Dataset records
--*--
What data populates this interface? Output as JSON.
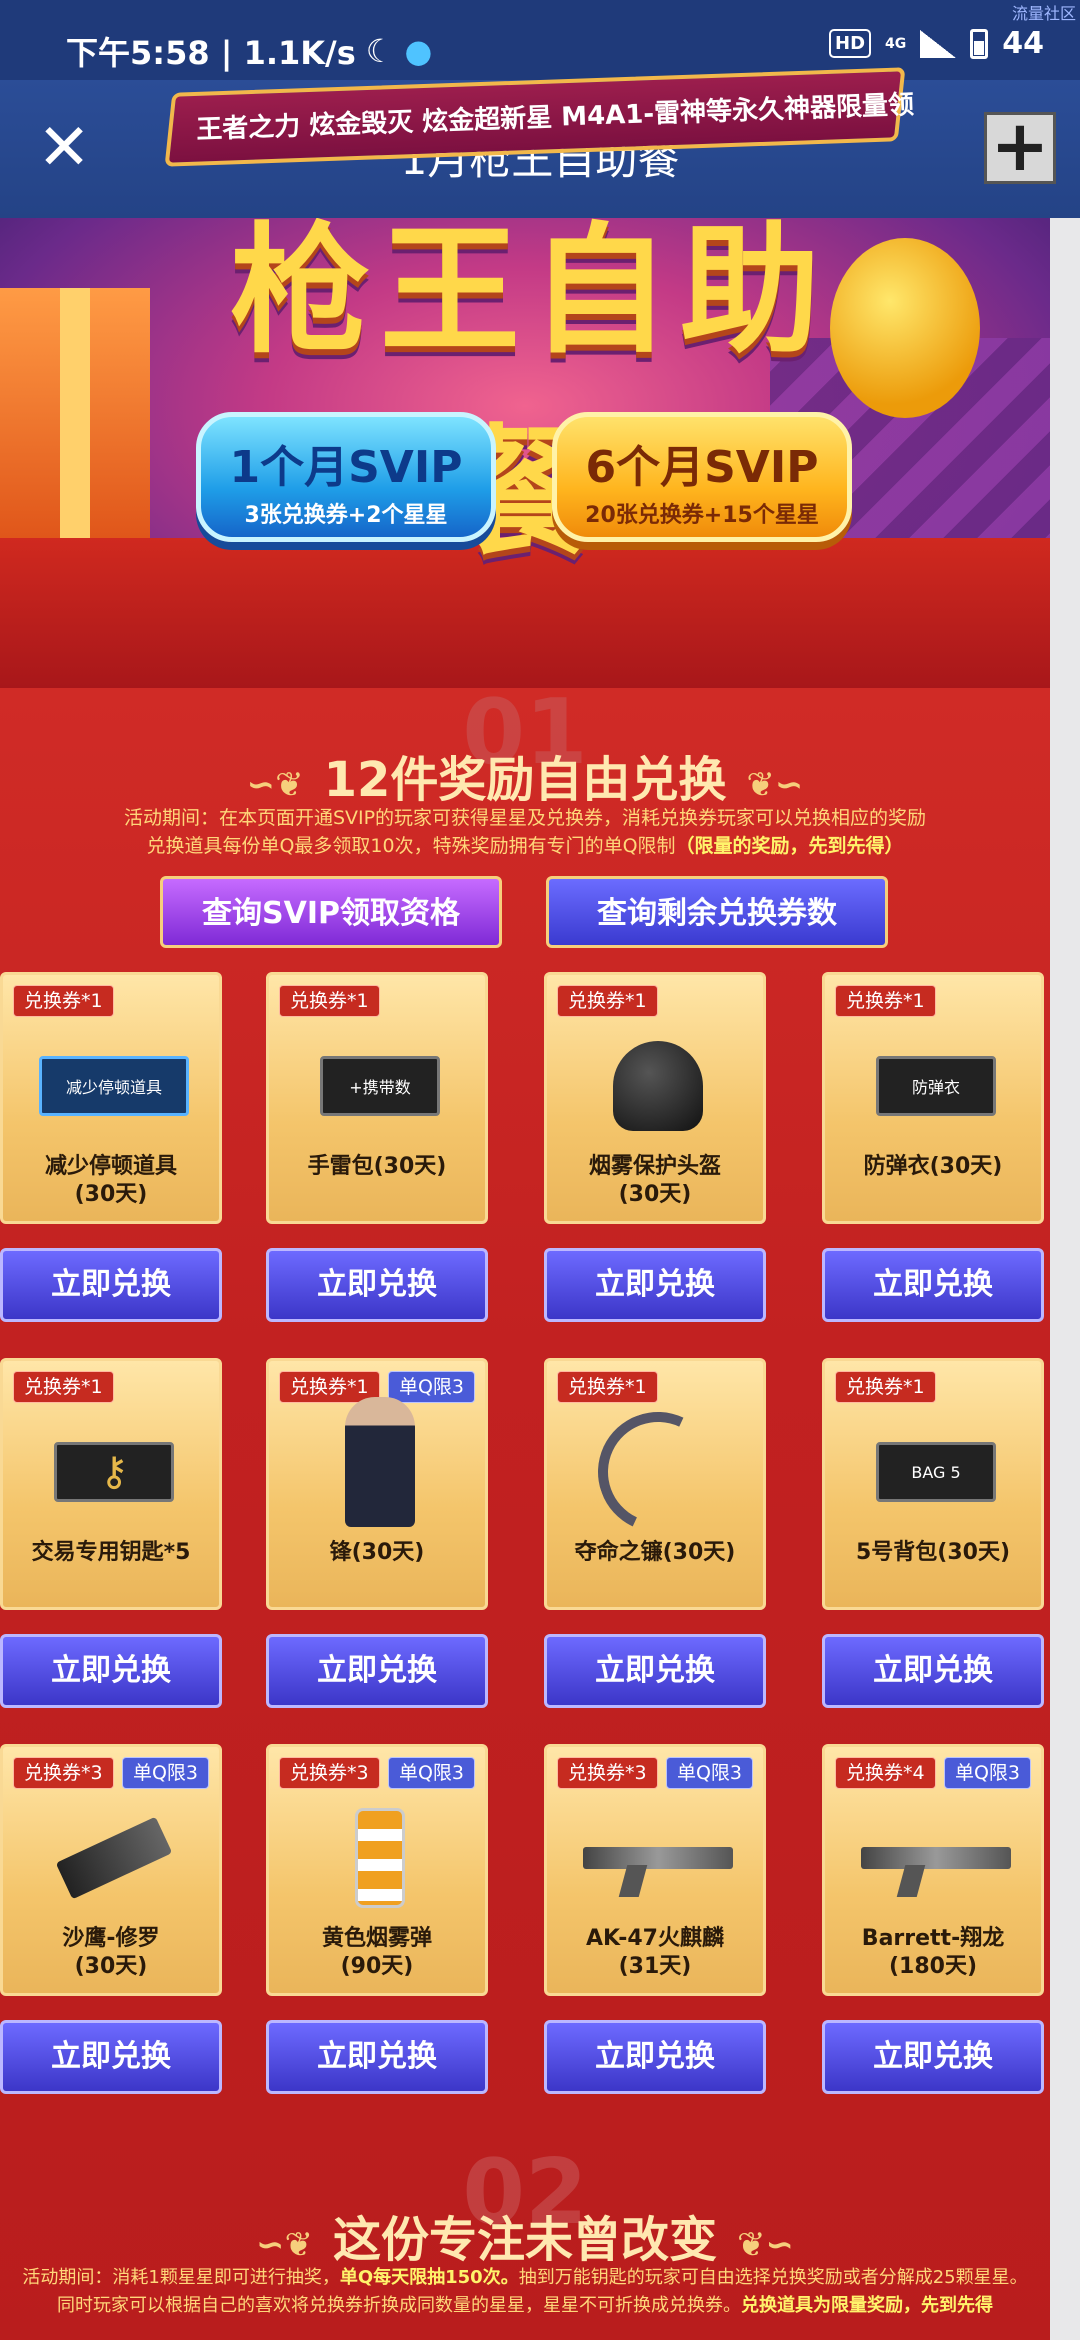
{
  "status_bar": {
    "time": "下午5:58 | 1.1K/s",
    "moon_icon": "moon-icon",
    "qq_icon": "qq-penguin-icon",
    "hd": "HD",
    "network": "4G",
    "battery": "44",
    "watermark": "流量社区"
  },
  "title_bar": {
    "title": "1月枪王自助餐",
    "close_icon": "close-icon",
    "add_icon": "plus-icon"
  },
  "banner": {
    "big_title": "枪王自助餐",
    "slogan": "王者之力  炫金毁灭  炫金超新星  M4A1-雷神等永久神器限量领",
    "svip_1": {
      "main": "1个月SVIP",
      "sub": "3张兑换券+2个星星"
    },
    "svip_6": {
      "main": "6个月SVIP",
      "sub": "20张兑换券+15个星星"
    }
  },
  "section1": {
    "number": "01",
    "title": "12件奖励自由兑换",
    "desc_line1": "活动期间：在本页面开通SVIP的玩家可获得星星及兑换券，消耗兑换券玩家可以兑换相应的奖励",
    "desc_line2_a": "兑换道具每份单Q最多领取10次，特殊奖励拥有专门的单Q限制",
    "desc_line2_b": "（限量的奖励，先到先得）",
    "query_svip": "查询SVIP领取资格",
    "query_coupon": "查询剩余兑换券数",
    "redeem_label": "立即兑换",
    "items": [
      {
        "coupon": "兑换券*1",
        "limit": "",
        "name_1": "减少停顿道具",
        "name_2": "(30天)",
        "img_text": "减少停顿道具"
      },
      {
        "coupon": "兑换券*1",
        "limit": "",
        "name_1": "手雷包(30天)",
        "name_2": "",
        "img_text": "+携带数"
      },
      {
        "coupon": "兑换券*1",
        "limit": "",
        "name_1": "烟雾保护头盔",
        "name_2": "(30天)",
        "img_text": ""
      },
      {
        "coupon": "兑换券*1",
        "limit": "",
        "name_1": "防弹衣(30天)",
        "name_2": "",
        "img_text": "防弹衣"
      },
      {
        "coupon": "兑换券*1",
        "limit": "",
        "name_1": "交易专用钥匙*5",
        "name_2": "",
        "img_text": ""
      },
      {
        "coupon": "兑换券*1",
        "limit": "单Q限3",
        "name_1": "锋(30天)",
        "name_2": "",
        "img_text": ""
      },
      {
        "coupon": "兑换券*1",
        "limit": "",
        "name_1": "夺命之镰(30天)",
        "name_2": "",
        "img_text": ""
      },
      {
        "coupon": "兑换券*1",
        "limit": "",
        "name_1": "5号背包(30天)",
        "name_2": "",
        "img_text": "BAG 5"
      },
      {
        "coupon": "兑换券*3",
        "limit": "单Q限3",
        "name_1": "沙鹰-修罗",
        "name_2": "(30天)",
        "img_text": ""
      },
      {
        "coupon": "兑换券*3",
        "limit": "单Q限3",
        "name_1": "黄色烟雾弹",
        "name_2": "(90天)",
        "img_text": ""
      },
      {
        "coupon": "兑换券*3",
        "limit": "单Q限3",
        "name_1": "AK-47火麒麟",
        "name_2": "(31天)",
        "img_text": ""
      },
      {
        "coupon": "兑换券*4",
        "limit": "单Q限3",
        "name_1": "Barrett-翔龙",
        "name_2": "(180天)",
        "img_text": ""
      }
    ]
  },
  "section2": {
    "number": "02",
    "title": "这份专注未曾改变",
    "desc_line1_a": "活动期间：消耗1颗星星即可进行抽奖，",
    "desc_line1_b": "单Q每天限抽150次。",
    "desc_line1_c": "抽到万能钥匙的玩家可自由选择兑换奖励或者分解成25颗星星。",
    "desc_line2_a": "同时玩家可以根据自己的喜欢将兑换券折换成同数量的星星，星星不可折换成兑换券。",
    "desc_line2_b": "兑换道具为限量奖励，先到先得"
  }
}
--*--
— Challenge —
Each line that has the word "活动期间" should be copied.

— Task output —
    "desc_line1": "活动期间：在本页面开通SVIP的玩家可获得星星及兑换券，消耗兑换券玩家可以兑换相应的奖励",
    "desc_line1_a": "活动期间：消耗1颗星星即可进行抽奖，",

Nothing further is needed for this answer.